── Source records ──
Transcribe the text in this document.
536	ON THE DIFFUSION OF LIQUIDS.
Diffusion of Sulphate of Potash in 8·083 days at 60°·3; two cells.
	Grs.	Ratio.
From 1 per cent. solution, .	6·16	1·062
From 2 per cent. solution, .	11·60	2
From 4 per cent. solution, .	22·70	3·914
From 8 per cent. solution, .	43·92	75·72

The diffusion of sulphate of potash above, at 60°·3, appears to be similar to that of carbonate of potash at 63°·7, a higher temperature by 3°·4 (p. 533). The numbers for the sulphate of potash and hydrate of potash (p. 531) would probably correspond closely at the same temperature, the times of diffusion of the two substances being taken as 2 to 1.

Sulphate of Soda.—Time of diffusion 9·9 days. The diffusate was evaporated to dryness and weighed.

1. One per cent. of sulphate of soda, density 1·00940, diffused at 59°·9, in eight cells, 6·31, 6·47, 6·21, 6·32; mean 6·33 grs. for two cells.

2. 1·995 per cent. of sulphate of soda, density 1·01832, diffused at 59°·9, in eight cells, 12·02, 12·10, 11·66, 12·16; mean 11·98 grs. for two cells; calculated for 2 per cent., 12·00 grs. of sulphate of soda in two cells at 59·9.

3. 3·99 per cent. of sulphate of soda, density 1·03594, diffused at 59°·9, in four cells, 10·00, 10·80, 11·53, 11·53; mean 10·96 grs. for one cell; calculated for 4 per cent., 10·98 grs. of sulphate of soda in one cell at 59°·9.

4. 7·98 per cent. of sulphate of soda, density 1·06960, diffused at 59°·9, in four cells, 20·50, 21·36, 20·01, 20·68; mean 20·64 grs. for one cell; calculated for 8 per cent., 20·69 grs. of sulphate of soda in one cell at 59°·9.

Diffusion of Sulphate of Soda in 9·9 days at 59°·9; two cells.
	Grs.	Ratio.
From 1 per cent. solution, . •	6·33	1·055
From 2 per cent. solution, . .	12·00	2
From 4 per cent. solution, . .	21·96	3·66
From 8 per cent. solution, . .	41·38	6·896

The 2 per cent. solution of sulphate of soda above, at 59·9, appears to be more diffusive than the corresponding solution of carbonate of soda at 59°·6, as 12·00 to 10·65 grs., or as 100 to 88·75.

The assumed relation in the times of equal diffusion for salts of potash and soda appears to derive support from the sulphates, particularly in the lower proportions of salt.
───
■ Task details ■
Line by line, write out the records above exactly.

■ Expected answer ■
Transcribe the text in this document.
536	ON THE DIFFUSION OF LIQUIDS.
Diffusion of Sulphate of Potash in 8·083 days at 60°·3; two cells.
	Grs.	Ratio.
From 1 per cent. solution, .	6·16	1·062
From 2 per cent. solution, .	11·60	2
From 4 per cent. solution, .	22·70	3·914
From 8 per cent. solution, .	43·92	75·72

The diffusion of sulphate of potash above, at 60°·3, appears to be similar to that of carbonate of potash at 63°·7, a higher temperature by 3°·4 (p. 533). The numbers for the sulphate of potash and hydrate of potash (p. 531) would probably correspond closely at the same temperature, the times of diffusion of the two substances being taken as 2 to 1.

Sulphate of Soda.—Time of diffusion 9·9 days. The diffusate was evaporated to dryness and weighed.

1. One per cent. of sulphate of soda, density 1·00940, diffused at 59°·9, in eight cells, 6·31, 6·47, 6·21, 6·32; mean 6·33 grs. for two cells.

2. 1·995 per cent. of sulphate of soda, density 1·01832, diffused at 59°·9, in eight cells, 12·02, 12·10, 11·66, 12·16; mean 11·98 grs. for two cells; calculated for 2 per cent., 12·00 grs. of sulphate of soda in two cells at 59·9.

3. 3·99 per cent. of sulphate of soda, density 1·03594, diffused at 59°·9, in four cells, 10·00, 10·80, 11·53, 11·53; mean 10·96 grs. for one cell; calculated for 4 per cent., 10·98 grs. of sulphate of soda in one cell at 59°·9.

4. 7·98 per cent. of sulphate of soda, density 1·06960, diffused at 59°·9, in four cells, 20·50, 21·36, 20·01, 20·68; mean 20·64 grs. for one cell; calculated for 8 per cent., 20·69 grs. of sulphate of soda in one cell at 59°·9.

Diffusion of Sulphate of Soda in 9·9 days at 59°·9; two cells.
	Grs.	Ratio.
From 1 per cent. solution, . •	6·33	1·055
From 2 per cent. solution, . .	12·00	2
From 4 per cent. solution, . .	21·96	3·66
From 8 per cent. solution, . .	41·38	6·896

The 2 per cent. solution of sulphate of soda above, at 59·9, appears to be more diffusive than the corresponding solution of carbonate of soda at 59°·6, as 12·00 to 10·65 grs., or as 100 to 88·75.

The assumed relation in the times of equal diffusion for salts of potash and soda appears to derive support from the sulphates, particularly in the lower proportions of salt.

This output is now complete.